■ Task
Reproduce the article below on the state water board withdrawing its proposed storm water runoff regulations, word for word and in full.
** start of Source document **
(October 19, 2011) The executive director of the State Water Resources Control Board recently announced that the board will take back controversial proposed storm water runoff regulations for review because the requirements are not functional.
Executive Director Thomas Howard said the board has agreed to revisit the regulations and significantly amend them, with plans to rerelease them in the next three to four months.
Ever since the proposed industrial regulations were first released in January, and the municipal regulations in July, the California Chamber of Commerce and members of a coalition of business, taxpayers and local governments had expressed concerns about the high cost and jobs impact of the proposed changes in how cities and businesses manage storm water runoff.
Most recently, coalition representatives explained to the Senate Select Committee on California Job Creation and Retention earlier this month that the hundreds of millions of dollars in added costs for businesses and municipalities would yield no proven environmental benefits.
The CalChamber is on the steering committee for the coalition, united under the name WATER (Workable Approach to Environmental Regulation).
The CalChamber and coalition actively opposed the new proposed requirements because they would have boosted costs as much as tenfold for any facility required to have a storm water permit and expanded the types of facilities that must obtain the permits. If adopted, the changes could have increased costs by tens of thousands of dollars for small businesses and schools to hundreds of millions of dollars for large facilities, the CalChamber had pointed out.
** end of Source document **
** start of Data extract **
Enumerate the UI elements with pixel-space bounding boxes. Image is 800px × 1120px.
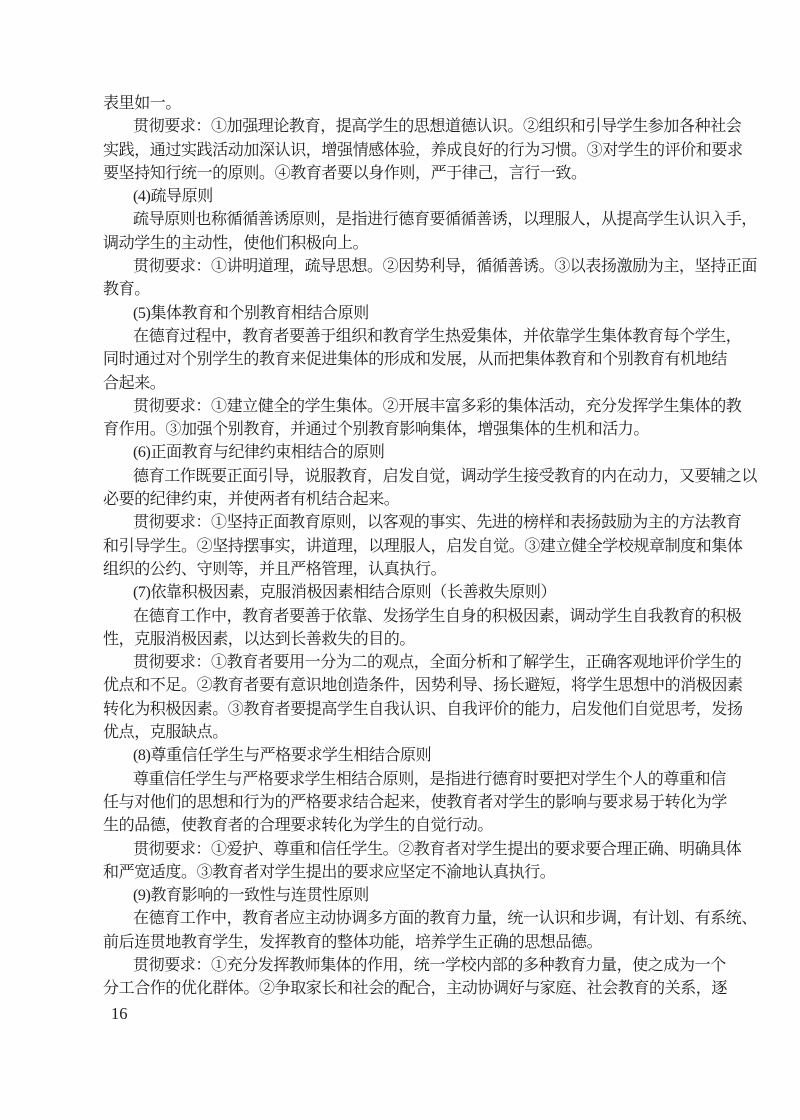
** end of Data extract **
■ Answer in full
(October 19, 2011) The executive director of the State Water Resources Control Board recently announced that the board will take back controversial proposed storm water runoff regulations for review because the requirements are not functional.
Executive Director Thomas Howard said the board has agreed to revisit the regulations and significantly amend them, with plans to rerelease them in the next three to four months.
Ever since the proposed industrial regulations were first released in January, and the municipal regulations in July, the California Chamber of Commerce and members of a coalition of business, taxpayers and local governments had expressed concerns about the high cost and jobs impact of the proposed changes in how cities and businesses manage storm water runoff.
Most recently, coalition representatives explained to the Senate Select Committee on California Job Creation and Retention earlier this month that the hundreds of millions of dollars in added costs for businesses and municipalities would yield no proven environmental benefits.
The CalChamber is on the steering committee for the coalition, united under the name WATER (Workable Approach to Environmental Regulation).
The CalChamber and coalition actively opposed the new proposed requirements because they would have boosted costs as much as tenfold for any facility required to have a storm water permit and expanded the types of facilities that must obtain the permits. If adopted, the changes could have increased costs by tens of thousands of dollars for small businesses and schools to hundreds of millions of dollars for large facilities, the CalChamber had pointed out.